■ DESCRIPTION OF THE TASK ■
Transcribe the material below exactly as it appears.
== EXERCISE MATERIAL ==
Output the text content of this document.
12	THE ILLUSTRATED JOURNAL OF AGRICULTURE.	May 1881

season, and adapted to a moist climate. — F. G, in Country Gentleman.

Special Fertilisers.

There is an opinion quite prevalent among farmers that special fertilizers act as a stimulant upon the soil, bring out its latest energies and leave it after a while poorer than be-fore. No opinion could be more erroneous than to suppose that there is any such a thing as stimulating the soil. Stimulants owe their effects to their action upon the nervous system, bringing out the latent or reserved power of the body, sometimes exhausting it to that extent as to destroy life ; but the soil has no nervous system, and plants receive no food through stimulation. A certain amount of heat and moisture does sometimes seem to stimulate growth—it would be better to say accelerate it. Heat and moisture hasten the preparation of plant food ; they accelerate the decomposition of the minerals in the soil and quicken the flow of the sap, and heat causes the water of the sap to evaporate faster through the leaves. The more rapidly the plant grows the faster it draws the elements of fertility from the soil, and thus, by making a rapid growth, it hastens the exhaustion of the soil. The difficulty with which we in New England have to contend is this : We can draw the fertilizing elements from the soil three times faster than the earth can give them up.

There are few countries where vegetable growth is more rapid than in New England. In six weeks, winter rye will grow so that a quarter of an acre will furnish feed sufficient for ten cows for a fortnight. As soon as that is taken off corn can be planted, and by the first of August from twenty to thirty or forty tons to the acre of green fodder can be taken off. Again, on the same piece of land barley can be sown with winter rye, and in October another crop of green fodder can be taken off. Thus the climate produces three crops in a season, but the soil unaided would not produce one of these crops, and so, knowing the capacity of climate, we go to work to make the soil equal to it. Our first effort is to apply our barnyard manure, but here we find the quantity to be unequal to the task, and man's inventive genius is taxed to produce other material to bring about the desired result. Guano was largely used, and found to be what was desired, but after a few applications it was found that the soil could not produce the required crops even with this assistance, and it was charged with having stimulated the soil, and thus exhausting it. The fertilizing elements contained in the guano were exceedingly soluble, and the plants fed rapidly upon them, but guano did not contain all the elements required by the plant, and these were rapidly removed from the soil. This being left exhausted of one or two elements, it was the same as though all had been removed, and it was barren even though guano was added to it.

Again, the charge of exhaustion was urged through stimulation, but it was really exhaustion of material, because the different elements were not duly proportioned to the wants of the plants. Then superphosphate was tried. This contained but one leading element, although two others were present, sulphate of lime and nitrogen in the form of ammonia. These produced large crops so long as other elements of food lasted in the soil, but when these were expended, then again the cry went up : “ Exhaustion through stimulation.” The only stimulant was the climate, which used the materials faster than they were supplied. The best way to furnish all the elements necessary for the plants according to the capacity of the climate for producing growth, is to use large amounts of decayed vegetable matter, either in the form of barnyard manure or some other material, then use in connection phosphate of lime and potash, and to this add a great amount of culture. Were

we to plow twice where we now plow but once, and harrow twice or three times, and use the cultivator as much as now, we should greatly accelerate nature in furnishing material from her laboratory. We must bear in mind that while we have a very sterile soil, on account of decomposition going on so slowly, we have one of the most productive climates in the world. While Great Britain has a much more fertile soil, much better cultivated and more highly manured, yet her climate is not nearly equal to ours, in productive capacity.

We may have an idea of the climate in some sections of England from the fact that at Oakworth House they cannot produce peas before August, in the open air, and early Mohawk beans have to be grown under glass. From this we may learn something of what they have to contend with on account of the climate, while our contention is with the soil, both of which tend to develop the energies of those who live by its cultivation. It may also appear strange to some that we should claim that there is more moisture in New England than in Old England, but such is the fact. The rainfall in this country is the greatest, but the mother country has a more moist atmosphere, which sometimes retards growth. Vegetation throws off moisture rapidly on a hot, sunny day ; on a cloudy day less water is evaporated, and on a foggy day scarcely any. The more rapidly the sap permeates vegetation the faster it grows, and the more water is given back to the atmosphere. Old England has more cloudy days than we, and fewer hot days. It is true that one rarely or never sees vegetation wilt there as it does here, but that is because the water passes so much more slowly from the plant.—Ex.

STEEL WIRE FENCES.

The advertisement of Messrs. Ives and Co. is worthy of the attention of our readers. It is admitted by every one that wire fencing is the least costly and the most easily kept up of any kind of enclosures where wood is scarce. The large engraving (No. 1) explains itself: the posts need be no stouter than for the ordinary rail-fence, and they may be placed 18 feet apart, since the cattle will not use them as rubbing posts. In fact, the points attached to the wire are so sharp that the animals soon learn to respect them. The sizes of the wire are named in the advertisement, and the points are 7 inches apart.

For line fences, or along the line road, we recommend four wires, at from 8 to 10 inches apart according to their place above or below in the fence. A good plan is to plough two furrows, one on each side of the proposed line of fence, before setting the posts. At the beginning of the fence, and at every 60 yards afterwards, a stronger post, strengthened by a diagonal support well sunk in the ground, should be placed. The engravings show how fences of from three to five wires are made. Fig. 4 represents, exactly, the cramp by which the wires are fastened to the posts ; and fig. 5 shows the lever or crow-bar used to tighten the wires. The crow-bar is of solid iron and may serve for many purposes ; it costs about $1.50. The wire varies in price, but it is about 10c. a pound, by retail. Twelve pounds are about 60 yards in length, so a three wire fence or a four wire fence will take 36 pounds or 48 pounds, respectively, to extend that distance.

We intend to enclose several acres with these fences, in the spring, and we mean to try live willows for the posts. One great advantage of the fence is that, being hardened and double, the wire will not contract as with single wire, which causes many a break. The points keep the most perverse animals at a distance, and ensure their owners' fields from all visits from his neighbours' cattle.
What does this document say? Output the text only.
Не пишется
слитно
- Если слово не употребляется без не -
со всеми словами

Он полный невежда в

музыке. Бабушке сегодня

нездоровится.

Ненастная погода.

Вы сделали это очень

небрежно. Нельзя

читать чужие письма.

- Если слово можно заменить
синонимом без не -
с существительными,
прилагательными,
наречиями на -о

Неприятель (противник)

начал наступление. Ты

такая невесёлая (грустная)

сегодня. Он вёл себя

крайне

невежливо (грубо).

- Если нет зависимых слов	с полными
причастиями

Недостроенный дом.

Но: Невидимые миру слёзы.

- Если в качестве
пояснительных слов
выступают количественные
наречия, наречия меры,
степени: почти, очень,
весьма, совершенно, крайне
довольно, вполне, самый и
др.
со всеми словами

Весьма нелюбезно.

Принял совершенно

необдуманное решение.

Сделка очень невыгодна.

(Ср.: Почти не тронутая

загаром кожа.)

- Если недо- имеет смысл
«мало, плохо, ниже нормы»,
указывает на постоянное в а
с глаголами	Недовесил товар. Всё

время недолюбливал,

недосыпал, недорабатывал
===
■ FINISHED TASK ■
Output the text content of this document.
12	THE ILLUSTRATED JOURNAL OF AGRICULTURE.	May 1881

season, and adapted to a moist climate. — F. G, in Country Gentleman.

Special Fertilisers.

There is an opinion quite prevalent among farmers that special fertilizers act as a stimulant upon the soil, bring out its latest energies and leave it after a while poorer than be-fore. No opinion could be more erroneous than to suppose that there is any such a thing as stimulating the soil. Stimulants owe their effects to their action upon the nervous system, bringing out the latent or reserved power of the body, sometimes exhausting it to that extent as to destroy life ; but the soil has no nervous system, and plants receive no food through stimulation. A certain amount of heat and moisture does sometimes seem to stimulate growth—it would be better to say accelerate it. Heat and moisture hasten the preparation of plant food ; they accelerate the decomposition of the minerals in the soil and quicken the flow of the sap, and heat causes the water of the sap to evaporate faster through the leaves. The more rapidly the plant grows the faster it draws the elements of fertility from the soil, and thus, by making a rapid growth, it hastens the exhaustion of the soil. The difficulty with which we in New England have to contend is this : We can draw the fertilizing elements from the soil three times faster than the earth can give them up.

There are few countries where vegetable growth is more rapid than in New England. In six weeks, winter rye will grow so that a quarter of an acre will furnish feed sufficient for ten cows for a fortnight. As soon as that is taken off corn can be planted, and by the first of August from twenty to thirty or forty tons to the acre of green fodder can be taken off. Again, on the same piece of land barley can be sown with winter rye, and in October another crop of green fodder can be taken off. Thus the climate produces three crops in a season, but the soil unaided would not produce one of these crops, and so, knowing the capacity of climate, we go to work to make the soil equal to it. Our first effort is to apply our barnyard manure, but here we find the quantity to be unequal to the task, and man's inventive genius is taxed to produce other material to bring about the desired result. Guano was largely used, and found to be what was desired, but after a few applications it was found that the soil could not produce the required crops even with this assistance, and it was charged with having stimulated the soil, and thus exhausting it. The fertilizing elements contained in the guano were exceedingly soluble, and the plants fed rapidly upon them, but guano did not contain all the elements required by the plant, and these were rapidly removed from the soil. This being left exhausted of one or two elements, it was the same as though all had been removed, and it was barren even though guano was added to it.

Again, the charge of exhaustion was urged through stimulation, but it was really exhaustion of material, because the different elements were not duly proportioned to the wants of the plants. Then superphosphate was tried. This contained but one leading element, although two others were present, sulphate of lime and nitrogen in the form of ammonia. These produced large crops so long as other elements of food lasted in the soil, but when these were expended, then again the cry went up : “ Exhaustion through stimulation.” The only stimulant was the climate, which used the materials faster than they were supplied. The best way to furnish all the elements necessary for the plants according to the capacity of the climate for producing growth, is to use large amounts of decayed vegetable matter, either in the form of barnyard manure or some other material, then use in connection phosphate of lime and potash, and to this add a great amount of culture. Were

we to plow twice where we now plow but once, and harrow twice or three times, and use the cultivator as much as now, we should greatly accelerate nature in furnishing material from her laboratory. We must bear in mind that while we have a very sterile soil, on account of decomposition going on so slowly, we have one of the most productive climates in the world. While Great Britain has a much more fertile soil, much better cultivated and more highly manured, yet her climate is not nearly equal to ours, in productive capacity.

We may have an idea of the climate in some sections of England from the fact that at Oakworth House they cannot produce peas before August, in the open air, and early Mohawk beans have to be grown under glass. From this we may learn something of what they have to contend with on account of the climate, while our contention is with the soil, both of which tend to develop the energies of those who live by its cultivation. It may also appear strange to some that we should claim that there is more moisture in New England than in Old England, but such is the fact. The rainfall in this country is the greatest, but the mother country has a more moist atmosphere, which sometimes retards growth. Vegetation throws off moisture rapidly on a hot, sunny day ; on a cloudy day less water is evaporated, and on a foggy day scarcely any. The more rapidly the sap permeates vegetation the faster it grows, and the more water is given back to the atmosphere. Old England has more cloudy days than we, and fewer hot days. It is true that one rarely or never sees vegetation wilt there as it does here, but that is because the water passes so much more slowly from the plant.—Ex.

STEEL WIRE FENCES.

The advertisement of Messrs. Ives and Co. is worthy of the attention of our readers. It is admitted by every one that wire fencing is the least costly and the most easily kept up of any kind of enclosures where wood is scarce. The large engraving (No. 1) explains itself: the posts need be no stouter than for the ordinary rail-fence, and they may be placed 18 feet apart, since the cattle will not use them as rubbing posts. In fact, the points attached to the wire are so sharp that the animals soon learn to respect them. The sizes of the wire are named in the advertisement, and the points are 7 inches apart.

For line fences, or along the line road, we recommend four wires, at from 8 to 10 inches apart according to their place above or below in the fence. A good plan is to plough two furrows, one on each side of the proposed line of fence, before setting the posts. At the beginning of the fence, and at every 60 yards afterwards, a stronger post, strengthened by a diagonal support well sunk in the ground, should be placed. The engravings show how fences of from three to five wires are made. Fig. 4 represents, exactly, the cramp by which the wires are fastened to the posts ; and fig. 5 shows the lever or crow-bar used to tighten the wires. The crow-bar is of solid iron and may serve for many purposes ; it costs about $1.50. The wire varies in price, but it is about 10c. a pound, by retail. Twelve pounds are about 60 yards in length, so a three wire fence or a four wire fence will take 36 pounds or 48 pounds, respectively, to extend that distance.

We intend to enclose several acres with these fences, in the spring, and we mean to try live willows for the posts. One great advantage of the fence is that, being hardened and double, the wire will not contract as with single wire, which causes many a break. The points keep the most perverse animals at a distance, and ensure their owners' fields from all visits from his neighbours' cattle.
What does this document say? Output the text only.
Не пишется
слитно
- Если слово не употребляется без не -
со всеми словами

Он полный невежда в

музыке. Бабушке сегодня

нездоровится.

Ненастная погода.

Вы сделали это очень

небрежно. Нельзя

читать чужие письма.

- Если слово можно заменить
синонимом без не -
с существительными,
прилагательными,
наречиями на -о

Неприятель (противник)

начал наступление. Ты

такая невесёлая (грустная)

сегодня. Он вёл себя

крайне

невежливо (грубо).

- Если нет зависимых слов	с полными
причастиями

Недостроенный дом.

Но: Невидимые миру слёзы.

- Если в качестве
пояснительных слов
выступают количественные
наречия, наречия меры,
степени: почти, очень,
весьма, совершенно, крайне
довольно, вполне, самый и
др.
со всеми словами

Весьма нелюбезно.

Принял совершенно

необдуманное решение.

Сделка очень невыгодна.

(Ср.: Почти не тронутая

загаром кожа.)

- Если недо- имеет смысл
«мало, плохо, ниже нормы»,
указывает на постоянное в а
с глаголами	Недовесил товар. Всё

время недолюбливал,

недосыпал, недорабатывал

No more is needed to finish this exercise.